- **WORK REQUIRED**
Each line that follows is to be retyped exactly.
^^^^^^^^^^^^^^^^
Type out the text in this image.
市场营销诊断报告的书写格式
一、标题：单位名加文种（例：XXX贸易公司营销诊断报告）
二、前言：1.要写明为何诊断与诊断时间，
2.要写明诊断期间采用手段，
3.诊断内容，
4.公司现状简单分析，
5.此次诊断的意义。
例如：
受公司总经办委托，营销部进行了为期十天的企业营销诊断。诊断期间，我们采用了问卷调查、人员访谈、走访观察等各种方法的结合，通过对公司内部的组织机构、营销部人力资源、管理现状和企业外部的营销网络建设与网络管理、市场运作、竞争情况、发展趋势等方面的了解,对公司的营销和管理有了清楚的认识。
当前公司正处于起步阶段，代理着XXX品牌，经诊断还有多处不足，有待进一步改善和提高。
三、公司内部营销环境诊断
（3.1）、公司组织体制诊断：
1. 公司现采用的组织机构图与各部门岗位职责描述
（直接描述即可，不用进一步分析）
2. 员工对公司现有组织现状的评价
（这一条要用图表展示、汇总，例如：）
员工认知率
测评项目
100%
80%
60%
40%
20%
^^^^^^^^^^^^^^^^
- **TASK OUTPUT**
Type out the text in this image.
市场营销诊断报告的书写格式
一、标题：单位名加文种（例：XXX贸易公司营销诊断报告）
二、前言：1.要写明为何诊断与诊断时间，
2.要写明诊断期间采用手段，
3.诊断内容，
4.公司现状简单分析，
5.此次诊断的意义。
例如：
受公司总经办委托，营销部进行了为期十天的企业营销诊断。诊断期间，我们采用了问卷调查、人员访谈、走访观察等各种方法的结合，通过对公司内部的组织机构、营销部人力资源、管理现状和企业外部的营销网络建设与网络管理、市场运作、竞争情况、发展趋势等方面的了解,对公司的营销和管理有了清楚的认识。
当前公司正处于起步阶段，代理着XXX品牌，经诊断还有多处不足，有待进一步改善和提高。
三、公司内部营销环境诊断
（3.1）、公司组织体制诊断：
1. 公司现采用的组织机构图与各部门岗位职责描述
（直接描述即可，不用进一步分析）
2. 员工对公司现有组织现状的评价
（这一条要用图表展示、汇总，例如：）
员工认知率
测评项目
100%
80%
60%
40%
20%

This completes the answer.